DATA EXTRACT:

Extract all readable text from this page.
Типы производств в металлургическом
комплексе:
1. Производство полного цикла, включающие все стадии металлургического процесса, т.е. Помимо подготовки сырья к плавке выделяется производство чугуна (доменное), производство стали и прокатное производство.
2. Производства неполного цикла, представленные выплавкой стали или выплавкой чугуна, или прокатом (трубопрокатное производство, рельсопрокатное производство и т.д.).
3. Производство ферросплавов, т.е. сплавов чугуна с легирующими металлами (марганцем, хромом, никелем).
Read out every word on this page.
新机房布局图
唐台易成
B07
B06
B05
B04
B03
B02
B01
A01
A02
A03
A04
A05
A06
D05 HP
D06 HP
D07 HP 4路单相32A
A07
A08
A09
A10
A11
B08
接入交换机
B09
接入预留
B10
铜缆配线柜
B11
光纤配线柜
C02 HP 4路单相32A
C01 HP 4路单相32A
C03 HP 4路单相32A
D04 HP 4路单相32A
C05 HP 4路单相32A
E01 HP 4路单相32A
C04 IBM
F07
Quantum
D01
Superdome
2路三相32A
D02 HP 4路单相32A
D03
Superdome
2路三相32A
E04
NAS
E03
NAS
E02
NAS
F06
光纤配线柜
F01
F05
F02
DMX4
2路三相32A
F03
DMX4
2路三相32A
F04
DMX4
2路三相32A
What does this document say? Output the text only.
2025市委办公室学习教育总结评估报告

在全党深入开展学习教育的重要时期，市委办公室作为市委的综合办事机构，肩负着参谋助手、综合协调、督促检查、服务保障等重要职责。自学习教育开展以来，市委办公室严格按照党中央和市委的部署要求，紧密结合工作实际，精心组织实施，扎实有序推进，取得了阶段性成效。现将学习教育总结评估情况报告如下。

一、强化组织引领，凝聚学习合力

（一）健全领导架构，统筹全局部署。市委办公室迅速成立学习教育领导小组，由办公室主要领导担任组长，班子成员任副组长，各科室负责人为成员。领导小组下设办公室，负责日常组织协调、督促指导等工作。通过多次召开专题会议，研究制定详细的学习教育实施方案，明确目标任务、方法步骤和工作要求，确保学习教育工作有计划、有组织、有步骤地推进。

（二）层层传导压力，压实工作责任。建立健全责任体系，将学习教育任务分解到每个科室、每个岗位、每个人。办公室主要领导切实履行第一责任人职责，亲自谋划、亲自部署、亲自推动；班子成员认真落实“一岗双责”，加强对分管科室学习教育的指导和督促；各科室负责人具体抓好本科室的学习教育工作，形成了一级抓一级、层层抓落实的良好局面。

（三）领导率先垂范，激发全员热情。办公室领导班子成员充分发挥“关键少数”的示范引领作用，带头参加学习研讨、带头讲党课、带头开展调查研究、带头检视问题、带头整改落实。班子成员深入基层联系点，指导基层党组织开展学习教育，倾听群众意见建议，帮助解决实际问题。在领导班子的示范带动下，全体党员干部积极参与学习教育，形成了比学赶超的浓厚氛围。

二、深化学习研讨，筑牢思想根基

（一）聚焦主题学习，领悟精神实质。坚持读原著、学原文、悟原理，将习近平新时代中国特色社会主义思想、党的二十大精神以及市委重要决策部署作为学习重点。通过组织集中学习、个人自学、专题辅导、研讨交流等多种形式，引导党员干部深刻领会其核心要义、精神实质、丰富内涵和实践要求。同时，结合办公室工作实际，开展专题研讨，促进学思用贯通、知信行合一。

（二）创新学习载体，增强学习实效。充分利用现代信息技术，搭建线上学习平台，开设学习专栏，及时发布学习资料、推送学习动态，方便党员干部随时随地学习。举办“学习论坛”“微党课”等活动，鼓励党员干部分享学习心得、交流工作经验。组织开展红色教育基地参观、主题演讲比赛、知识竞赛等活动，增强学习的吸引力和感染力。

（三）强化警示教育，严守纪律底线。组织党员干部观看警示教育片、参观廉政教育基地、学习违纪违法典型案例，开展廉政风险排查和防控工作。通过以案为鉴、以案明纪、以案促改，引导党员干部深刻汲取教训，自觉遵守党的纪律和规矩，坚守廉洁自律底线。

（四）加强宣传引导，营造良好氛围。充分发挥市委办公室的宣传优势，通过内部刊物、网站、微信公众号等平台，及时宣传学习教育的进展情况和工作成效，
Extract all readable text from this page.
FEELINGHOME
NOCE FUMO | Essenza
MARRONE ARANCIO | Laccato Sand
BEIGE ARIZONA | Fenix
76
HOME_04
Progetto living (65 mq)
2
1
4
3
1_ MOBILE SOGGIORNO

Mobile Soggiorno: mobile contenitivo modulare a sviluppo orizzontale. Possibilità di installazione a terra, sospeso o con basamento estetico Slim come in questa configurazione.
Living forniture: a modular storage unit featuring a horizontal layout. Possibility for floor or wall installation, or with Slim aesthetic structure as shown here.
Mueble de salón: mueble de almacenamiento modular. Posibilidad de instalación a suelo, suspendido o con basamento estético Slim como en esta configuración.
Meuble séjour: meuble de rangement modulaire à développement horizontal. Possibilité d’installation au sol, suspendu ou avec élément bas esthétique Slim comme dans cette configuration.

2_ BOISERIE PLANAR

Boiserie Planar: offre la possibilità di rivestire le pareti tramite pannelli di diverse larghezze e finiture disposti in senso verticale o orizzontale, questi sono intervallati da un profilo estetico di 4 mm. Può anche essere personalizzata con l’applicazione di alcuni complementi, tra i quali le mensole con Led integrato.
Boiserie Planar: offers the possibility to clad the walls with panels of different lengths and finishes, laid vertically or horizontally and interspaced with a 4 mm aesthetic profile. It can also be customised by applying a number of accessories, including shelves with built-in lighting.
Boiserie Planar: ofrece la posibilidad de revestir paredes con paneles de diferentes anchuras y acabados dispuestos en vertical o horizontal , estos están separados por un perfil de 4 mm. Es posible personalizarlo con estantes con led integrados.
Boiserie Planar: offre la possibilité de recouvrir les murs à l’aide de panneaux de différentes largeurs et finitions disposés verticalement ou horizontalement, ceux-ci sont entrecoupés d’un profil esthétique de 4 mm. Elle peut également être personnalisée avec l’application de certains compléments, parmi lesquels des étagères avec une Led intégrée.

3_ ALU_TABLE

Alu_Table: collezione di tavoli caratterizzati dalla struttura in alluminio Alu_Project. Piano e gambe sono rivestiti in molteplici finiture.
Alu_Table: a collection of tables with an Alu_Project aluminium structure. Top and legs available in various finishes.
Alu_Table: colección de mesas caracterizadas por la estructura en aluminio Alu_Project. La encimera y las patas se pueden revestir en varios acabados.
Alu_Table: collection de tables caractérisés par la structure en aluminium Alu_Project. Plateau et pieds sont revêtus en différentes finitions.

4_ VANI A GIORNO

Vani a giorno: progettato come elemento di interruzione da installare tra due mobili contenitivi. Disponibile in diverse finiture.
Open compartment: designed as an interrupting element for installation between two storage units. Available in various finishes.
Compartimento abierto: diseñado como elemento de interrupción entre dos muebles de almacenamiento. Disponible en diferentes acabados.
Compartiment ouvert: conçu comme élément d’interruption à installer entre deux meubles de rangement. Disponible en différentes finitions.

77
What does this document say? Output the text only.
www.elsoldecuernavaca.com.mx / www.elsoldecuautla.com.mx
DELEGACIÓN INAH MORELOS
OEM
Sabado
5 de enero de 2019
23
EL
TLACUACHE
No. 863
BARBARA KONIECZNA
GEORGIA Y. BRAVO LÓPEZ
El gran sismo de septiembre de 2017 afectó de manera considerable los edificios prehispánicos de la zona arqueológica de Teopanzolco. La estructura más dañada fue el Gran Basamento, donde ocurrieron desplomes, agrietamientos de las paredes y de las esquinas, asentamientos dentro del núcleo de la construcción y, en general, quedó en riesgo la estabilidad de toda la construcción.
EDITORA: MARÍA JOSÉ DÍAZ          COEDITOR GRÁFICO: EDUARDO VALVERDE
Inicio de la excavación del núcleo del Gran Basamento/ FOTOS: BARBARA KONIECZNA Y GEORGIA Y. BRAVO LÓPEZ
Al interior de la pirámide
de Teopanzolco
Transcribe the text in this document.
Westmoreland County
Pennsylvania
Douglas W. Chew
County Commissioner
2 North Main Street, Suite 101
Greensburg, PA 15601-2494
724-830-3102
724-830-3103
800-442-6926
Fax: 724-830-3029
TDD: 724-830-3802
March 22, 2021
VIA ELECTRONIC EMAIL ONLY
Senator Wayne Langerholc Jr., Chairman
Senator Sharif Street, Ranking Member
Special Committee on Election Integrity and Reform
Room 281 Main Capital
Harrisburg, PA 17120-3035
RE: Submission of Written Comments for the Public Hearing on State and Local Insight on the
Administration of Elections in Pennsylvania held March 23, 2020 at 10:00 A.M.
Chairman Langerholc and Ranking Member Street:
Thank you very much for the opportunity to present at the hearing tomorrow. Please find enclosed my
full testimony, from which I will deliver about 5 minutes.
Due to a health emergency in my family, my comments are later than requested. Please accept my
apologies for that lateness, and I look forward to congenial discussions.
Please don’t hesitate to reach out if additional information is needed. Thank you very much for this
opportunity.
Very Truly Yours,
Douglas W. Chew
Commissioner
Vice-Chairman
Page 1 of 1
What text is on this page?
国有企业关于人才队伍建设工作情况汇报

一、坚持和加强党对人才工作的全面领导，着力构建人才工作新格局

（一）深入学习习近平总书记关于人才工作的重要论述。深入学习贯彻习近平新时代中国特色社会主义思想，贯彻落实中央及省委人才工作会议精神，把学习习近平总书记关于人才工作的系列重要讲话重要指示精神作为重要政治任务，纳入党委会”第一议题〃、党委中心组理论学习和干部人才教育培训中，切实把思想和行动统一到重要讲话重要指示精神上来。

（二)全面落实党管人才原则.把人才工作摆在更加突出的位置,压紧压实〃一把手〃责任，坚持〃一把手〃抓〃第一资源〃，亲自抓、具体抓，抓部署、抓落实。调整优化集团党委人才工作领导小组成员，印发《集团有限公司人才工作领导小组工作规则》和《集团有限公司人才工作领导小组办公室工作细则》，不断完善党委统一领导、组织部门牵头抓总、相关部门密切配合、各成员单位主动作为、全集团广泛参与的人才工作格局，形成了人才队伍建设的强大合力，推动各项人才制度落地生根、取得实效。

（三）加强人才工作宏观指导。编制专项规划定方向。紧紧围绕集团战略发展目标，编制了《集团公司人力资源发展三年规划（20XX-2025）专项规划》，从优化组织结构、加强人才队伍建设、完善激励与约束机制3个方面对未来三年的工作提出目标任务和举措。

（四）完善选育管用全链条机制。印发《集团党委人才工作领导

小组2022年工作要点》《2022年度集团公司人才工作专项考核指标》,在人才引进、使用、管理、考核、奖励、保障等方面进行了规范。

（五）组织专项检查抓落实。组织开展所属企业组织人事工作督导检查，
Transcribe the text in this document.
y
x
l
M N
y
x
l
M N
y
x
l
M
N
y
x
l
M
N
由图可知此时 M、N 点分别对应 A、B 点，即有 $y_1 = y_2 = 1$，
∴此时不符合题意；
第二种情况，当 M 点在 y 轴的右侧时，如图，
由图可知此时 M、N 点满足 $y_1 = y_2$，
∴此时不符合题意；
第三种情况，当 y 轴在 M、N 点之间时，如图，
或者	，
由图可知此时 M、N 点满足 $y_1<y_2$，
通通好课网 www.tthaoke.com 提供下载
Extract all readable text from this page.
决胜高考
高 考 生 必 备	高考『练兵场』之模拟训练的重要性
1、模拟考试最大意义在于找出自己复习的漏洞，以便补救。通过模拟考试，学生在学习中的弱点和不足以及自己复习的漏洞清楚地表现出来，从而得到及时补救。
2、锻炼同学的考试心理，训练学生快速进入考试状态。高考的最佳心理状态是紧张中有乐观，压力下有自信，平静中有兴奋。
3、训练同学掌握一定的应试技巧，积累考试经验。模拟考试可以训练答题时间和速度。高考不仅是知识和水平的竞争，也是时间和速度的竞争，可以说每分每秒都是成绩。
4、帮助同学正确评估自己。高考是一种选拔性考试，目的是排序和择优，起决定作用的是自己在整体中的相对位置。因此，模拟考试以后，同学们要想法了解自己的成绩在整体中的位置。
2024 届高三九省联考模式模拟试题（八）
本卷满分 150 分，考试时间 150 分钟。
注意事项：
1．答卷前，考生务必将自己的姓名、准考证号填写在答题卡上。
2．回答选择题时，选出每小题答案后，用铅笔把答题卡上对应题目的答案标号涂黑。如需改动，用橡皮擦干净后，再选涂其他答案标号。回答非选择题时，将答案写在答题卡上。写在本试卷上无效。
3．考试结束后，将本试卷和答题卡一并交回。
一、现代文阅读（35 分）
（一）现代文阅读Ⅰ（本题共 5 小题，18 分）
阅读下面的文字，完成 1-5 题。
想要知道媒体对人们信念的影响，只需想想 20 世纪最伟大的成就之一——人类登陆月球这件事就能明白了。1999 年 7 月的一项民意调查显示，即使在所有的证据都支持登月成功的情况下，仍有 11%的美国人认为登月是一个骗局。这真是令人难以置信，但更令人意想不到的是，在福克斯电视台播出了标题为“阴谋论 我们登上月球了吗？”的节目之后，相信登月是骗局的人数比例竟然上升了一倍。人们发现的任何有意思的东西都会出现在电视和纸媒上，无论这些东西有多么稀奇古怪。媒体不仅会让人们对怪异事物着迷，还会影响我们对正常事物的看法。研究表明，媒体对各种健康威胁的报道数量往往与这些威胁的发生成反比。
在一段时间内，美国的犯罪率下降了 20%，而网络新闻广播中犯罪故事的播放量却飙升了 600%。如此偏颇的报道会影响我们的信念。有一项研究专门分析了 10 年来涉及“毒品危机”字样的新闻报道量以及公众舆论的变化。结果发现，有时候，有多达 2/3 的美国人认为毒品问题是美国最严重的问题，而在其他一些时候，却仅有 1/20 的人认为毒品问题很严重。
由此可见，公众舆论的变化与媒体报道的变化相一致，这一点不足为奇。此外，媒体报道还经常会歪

EXERCISE DIRECTIONS:
Collect each line containing the string "collection".

RESPONSE TO THIS TASK:
Alu_Table: a collection of tables with an Alu_Project aluminium structure. Top and legs available in various finishes.
Alu_Table: collection de tables caractérisés par la structure en aluminium Alu_Project. Plateau et pieds sont revêtus en différentes finitions.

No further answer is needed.